▶ _Work instructions_
Whenever a line below holds the word "tagline", copy that line.

▶ _Stored data_
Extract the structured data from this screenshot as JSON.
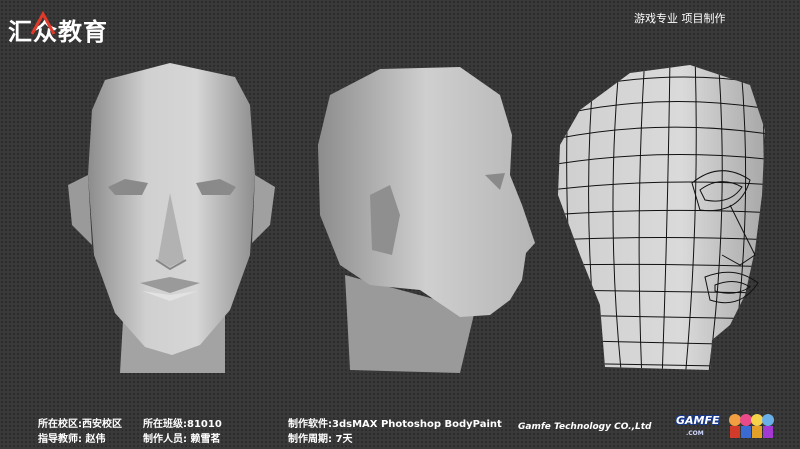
{
  "header": {
    "logo_text": "汇众教育",
    "slogan": "游戏专业  项目制作"
  },
  "info": {
    "campus": "所在校区:西安校区",
    "class": "所在班级:81010",
    "software": "制作软件:3dsMAX Photoshop BodyPaint",
    "teacher": "指导教师: 赵伟",
    "staff": "制作人员: 赖雪茗",
    "period": "制作周期: 7天"
  },
  "footer": {
    "company": "Gamfe  Technology CO.,Ltd",
    "brand_text": "GAMFE",
    "brand_sub": ".COM"
  },
  "colors": {
    "background": "#3a3a3a",
    "model": "#c4c4c4",
    "wire": "#111111",
    "logo_red": "#e23a2a"
  }
}
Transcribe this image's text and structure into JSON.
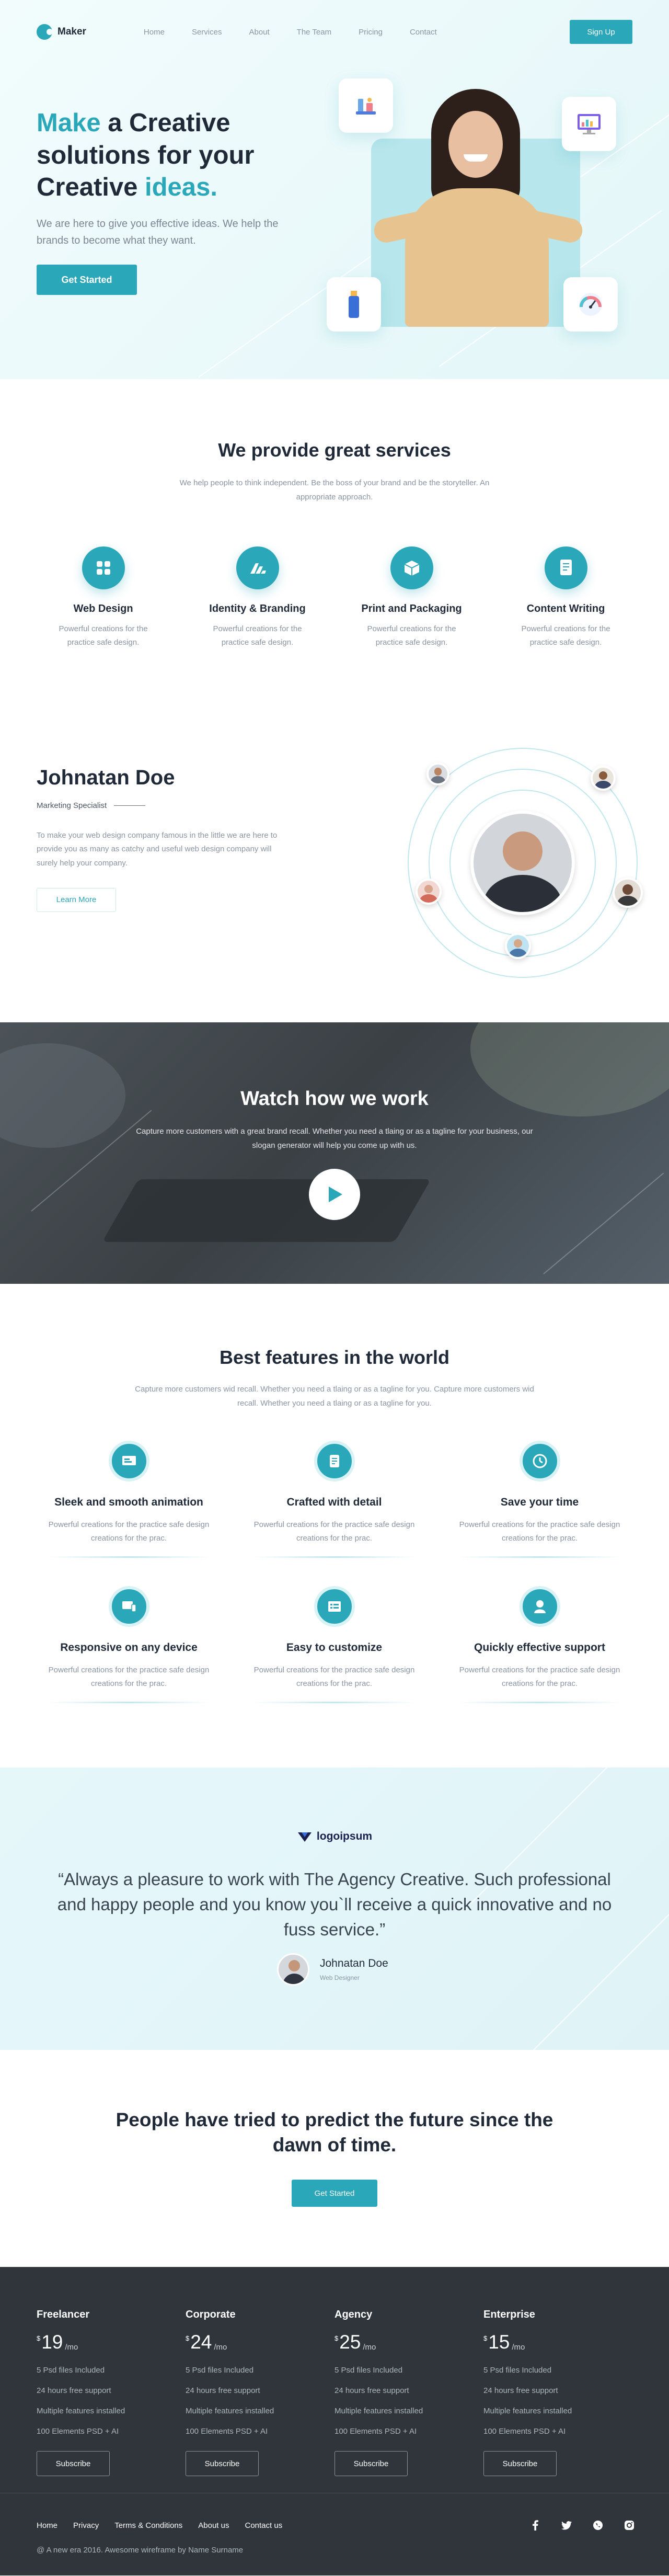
{
  "nav": {
    "logo_text": "Maker",
    "links": [
      "Home",
      "Services",
      "About",
      "The Team",
      "Pricing",
      "Contact"
    ],
    "signup_label": "Sign Up"
  },
  "hero": {
    "title_make": "Make",
    "title_mid": " a Creative solutions for your Creative ",
    "title_ideas": "ideas.",
    "subtitle": "We are here to give you effective ideas. We help the brands to become what they want.",
    "cta_label": "Get Started"
  },
  "services": {
    "title": "We provide great services",
    "subtitle": "We help people to think independent. Be the boss of your brand and be the storyteller. An appropriate approach.",
    "items": [
      {
        "title": "Web Design",
        "desc": "Powerful creations for the practice safe design."
      },
      {
        "title": "Identity & Branding",
        "desc": "Powerful creations for the practice safe design."
      },
      {
        "title": "Print and Packaging",
        "desc": "Powerful creations for the practice safe design."
      },
      {
        "title": "Content Writing",
        "desc": "Powerful creations for the practice safe design."
      }
    ]
  },
  "team": {
    "name": "Johnatan Doe",
    "role": "Marketing Specialist",
    "desc": "To make your web design company famous in the little we are here to provide you as many as catchy and useful web design company will surely help your company.",
    "button_label": "Learn More"
  },
  "video": {
    "title": "Watch how we work",
    "subtitle": "Capture more customers with a great brand recall. Whether you need a tlaing or as a tagline for your business, our slogan generator will help you come up with us."
  },
  "features": {
    "title": "Best features in the world",
    "subtitle": "Capture more customers wid recall. Whether you need a tlaing or as a tagline for you. Capture more customers wid recall. Whether you need a tlaing or as a tagline for you.",
    "items": [
      {
        "title": "Sleek and smooth animation",
        "desc": "Powerful creations for the practice safe design creations for the prac."
      },
      {
        "title": "Crafted with detail",
        "desc": "Powerful creations for the practice safe design creations for the prac."
      },
      {
        "title": "Save your time",
        "desc": "Powerful creations for the practice safe design creations for the prac."
      },
      {
        "title": "Responsive on any device",
        "desc": "Powerful creations for the practice safe design creations for the prac."
      },
      {
        "title": "Easy to customize",
        "desc": "Powerful creations for the practice safe design creations for the prac."
      },
      {
        "title": "Quickly effective support",
        "desc": "Powerful creations for the practice safe design creations for the prac."
      }
    ]
  },
  "testimonial": {
    "brand": "logoipsum",
    "quote": "“Always a pleasure to work with The Agency Creative. Such professional and happy people and you know you`ll receive a quick innovative and no fuss service.”",
    "author_name": "Johnatan Doe",
    "author_role": "Web Designer"
  },
  "cta": {
    "title": "People have tried to predict the future since the dawn of time.",
    "button_label": "Get Started"
  },
  "pricing": {
    "currency": "$",
    "per": "/mo",
    "subscribe_label": "Subscribe",
    "plans": [
      {
        "name": "Freelancer",
        "price": "19",
        "features": [
          "5 Psd files Included",
          "24 hours free support",
          "Multiple features installed",
          "100 Elements PSD + AI"
        ]
      },
      {
        "name": "Corporate",
        "price": "24",
        "features": [
          "5 Psd files Included",
          "24 hours free support",
          "Multiple features installed",
          "100 Elements PSD + AI"
        ]
      },
      {
        "name": "Agency",
        "price": "25",
        "features": [
          "5 Psd files Included",
          "24 hours free support",
          "Multiple features installed",
          "100 Elements PSD + AI"
        ]
      },
      {
        "name": "Enterprise",
        "price": "15",
        "features": [
          "5 Psd files Included",
          "24 hours free support",
          "Multiple features installed",
          "100 Elements PSD + AI"
        ]
      }
    ]
  },
  "footer": {
    "links": [
      "Home",
      "Privacy",
      "Terms & Conditions",
      "About us",
      "Contact us"
    ],
    "socials": [
      "facebook-icon",
      "twitter-icon",
      "whatsapp-icon",
      "instagram-icon"
    ],
    "copyright": "@ A new era 2016. Awesome wireframe by Name Surname"
  },
  "colors": {
    "accent": "#2aa7b8",
    "dark": "#1f2937",
    "footer_bg": "#2f353b",
    "hero_bg": "#e3f6f8"
  }
}
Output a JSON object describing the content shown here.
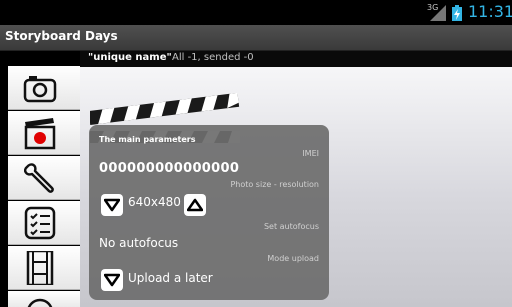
{
  "status_bar": {
    "network": "3G",
    "time": "11:31"
  },
  "app": {
    "title": "Storyboard Days"
  },
  "info_bar": {
    "name": "\"unique name\"",
    "counts": "All -1, sended -0"
  },
  "sidebar": {
    "buttons": [
      {
        "icon": "camera-icon"
      },
      {
        "icon": "record-icon"
      },
      {
        "icon": "wrench-icon"
      },
      {
        "icon": "checklist-icon"
      },
      {
        "icon": "film-strip-icon"
      }
    ]
  },
  "params_panel": {
    "heading": "The main parameters",
    "imei_label": "IMEI",
    "imei_value": "000000000000000",
    "photo_size_label": "Photo size - resolution",
    "photo_size_value": "640x480",
    "autofocus_label": "Set autofocus",
    "autofocus_value": "No autofocus",
    "upload_label": "Mode upload",
    "upload_value": "Upload a later"
  },
  "colors": {
    "clock": "#33b5e5",
    "record": "#e00000",
    "overlay": "#6e6e6e"
  }
}
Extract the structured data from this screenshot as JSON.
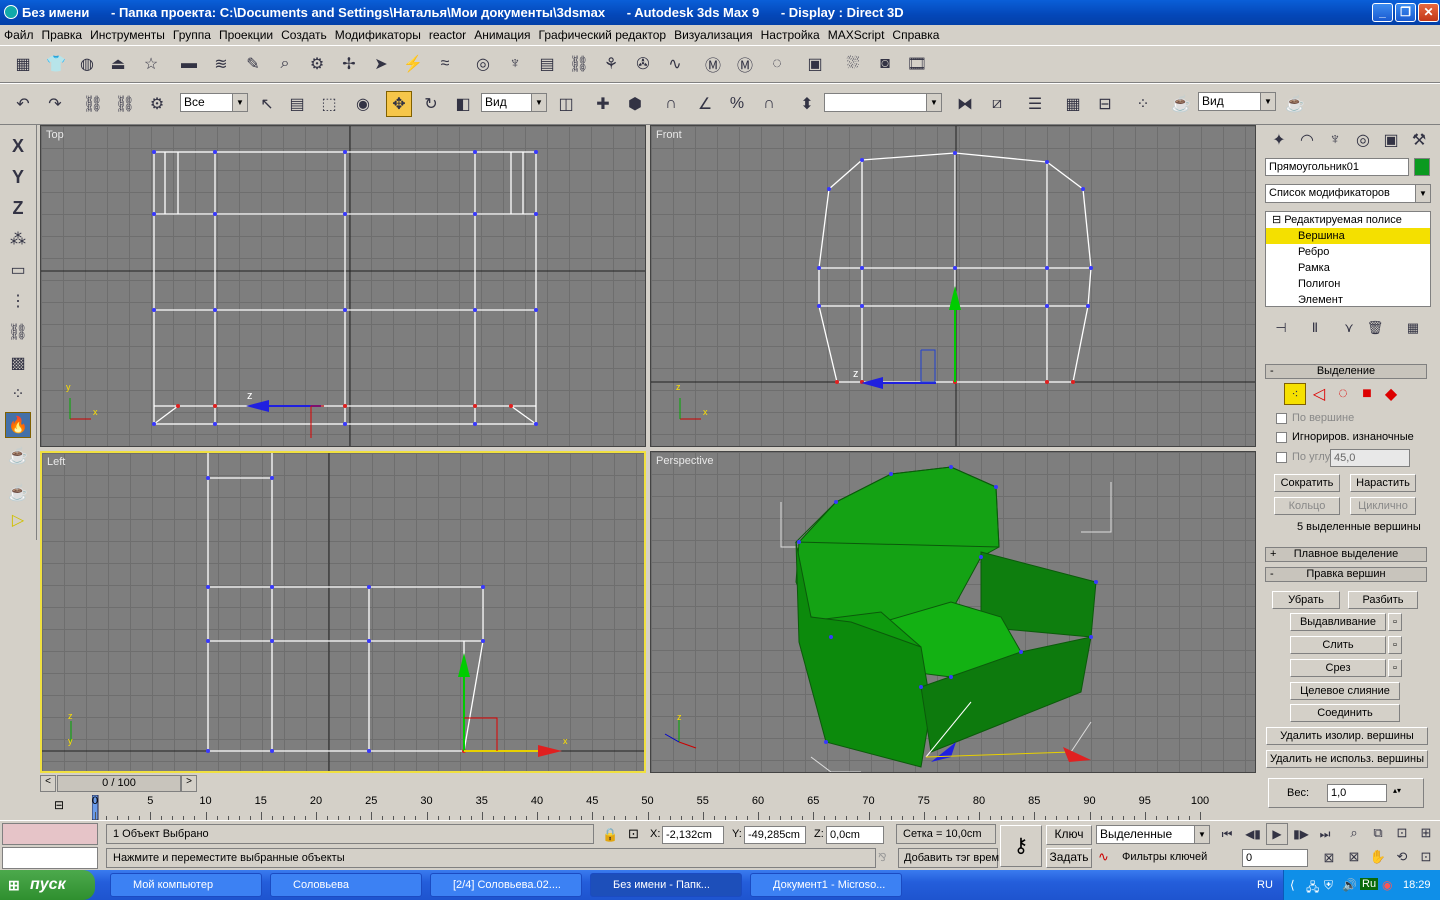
{
  "window": {
    "title": "Без имени      - Папка проекта: C:\\Documents and Settings\\Наталья\\Мои документы\\3dsmax      - Autodesk 3ds Max 9      - Display : Direct 3D"
  },
  "menu": [
    "Файл",
    "Правка",
    "Инструменты",
    "Группа",
    "Проекции",
    "Создать",
    "Модификаторы",
    "reactor",
    "Анимация",
    "Графический редактор",
    "Визуализация",
    "Настройка",
    "MAXScript",
    "Справка"
  ],
  "main_toolbar": {
    "selection_filter": "Все",
    "ref_coord": "Вид",
    "named_selection": "",
    "render_coord": "Вид"
  },
  "left_toolbar": [
    "X",
    "Y",
    "Z"
  ],
  "viewports": {
    "top": "Top",
    "front": "Front",
    "left": "Left",
    "perspective": "Perspective"
  },
  "command_panel": {
    "object_name": "Прямоугольник01",
    "object_color": "#0a9a20",
    "modifier_list": "Список модификаторов",
    "stack": [
      "Редактируемая полисе",
      "Вершина",
      "Ребро",
      "Рамка",
      "Полигон",
      "Элемент"
    ],
    "selection_rollout": "Выделение",
    "by_vertex": "По вершине",
    "ignore_backfacing": "Игнориров. изнаночные",
    "by_angle": "По углу:",
    "angle_value": "45,0",
    "shrink": "Сократить",
    "grow": "Нарастить",
    "ring": "Кольцо",
    "loop": "Циклично",
    "selected_count": "5 выделенные вершины",
    "soft_selection": "Плавное выделение",
    "edit_vertices": "Правка вершин",
    "remove": "Убрать",
    "break": "Разбить",
    "extrude": "Выдавливание",
    "weld": "Слить",
    "chamfer": "Срез",
    "target_weld": "Целевое слияние",
    "connect": "Соединить",
    "remove_isolated": "Удалить изолир. вершины",
    "remove_unused": "Удалить не использ. вершины",
    "weight_label": "Вес:",
    "weight_value": "1,0"
  },
  "time": {
    "slider": "0 / 100",
    "ticks": [
      "0",
      "5",
      "10",
      "15",
      "20",
      "25",
      "30",
      "35",
      "40",
      "45",
      "50",
      "55",
      "60",
      "65",
      "70",
      "75",
      "80",
      "85",
      "90",
      "95",
      "100"
    ]
  },
  "status": {
    "selected": "1 Объект Выбрано",
    "prompt": "Нажмите и переместите выбранные объекты",
    "x_label": "X:",
    "x": "-2,132cm",
    "y_label": "Y:",
    "y": "-49,285cm",
    "z_label": "Z:",
    "z": "0,0cm",
    "grid": "Сетка = 10,0cm",
    "add_tag": "Добавить тэг врем",
    "key": "Ключ",
    "set": "Задать",
    "key_mode": "Выделенные",
    "key_filters": "Фильтры ключей",
    "frame": "0"
  },
  "taskbar": {
    "start": "пуск",
    "tasks": [
      "Мой компьютер",
      "Соловьева",
      "[2/4] Соловьева.02....",
      "Без имени      - Папк...",
      "Документ1 - Microso..."
    ],
    "lang": "RU",
    "clock": "18:29"
  }
}
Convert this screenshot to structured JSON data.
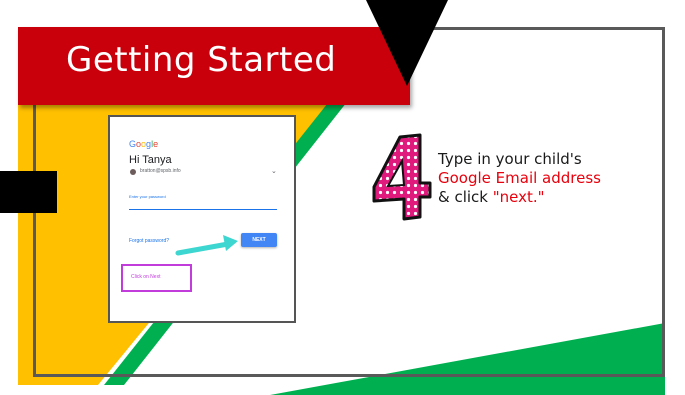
{
  "slide": {
    "title": "Getting Started",
    "colors": {
      "title_bar": "#c9000b",
      "yellow": "#ffc000",
      "green": "#00b050",
      "frame": "#595959",
      "highlight": "#e8000c"
    },
    "step_number": "4"
  },
  "login_card": {
    "logo": [
      "G",
      "o",
      "o",
      "g",
      "l",
      "e"
    ],
    "logo_colors": [
      "#4285f4",
      "#ea4335",
      "#fbbc05",
      "#4285f4",
      "#34a853",
      "#ea4335"
    ],
    "greeting": "Hi Tanya",
    "account": "bratton@spsb.info",
    "password_label": "Enter your password",
    "forgot_link": "Forgot password?",
    "next_button": "NEXT",
    "callout": "Click on Next",
    "callout_color": "#c23cdc",
    "arrow_color": "#3ed6d0"
  },
  "instruction": {
    "line1": "Type in your child's",
    "line2": "Google Email address",
    "line3_prefix": "& click ",
    "line3_highlight": "\"next.\""
  }
}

▶ _Answer to this problem_
    "subtitle": "Capture more customers with a great brand recall. Whether you need a tlaing or as a tagline for your business, our slogan generator will help you come up with us."
    "subtitle": "Capture more customers wid recall. Whether you need a tlaing or as a tagline for you. Capture more customers wid recall. Whether you need a tlaing or as a tagline for you.",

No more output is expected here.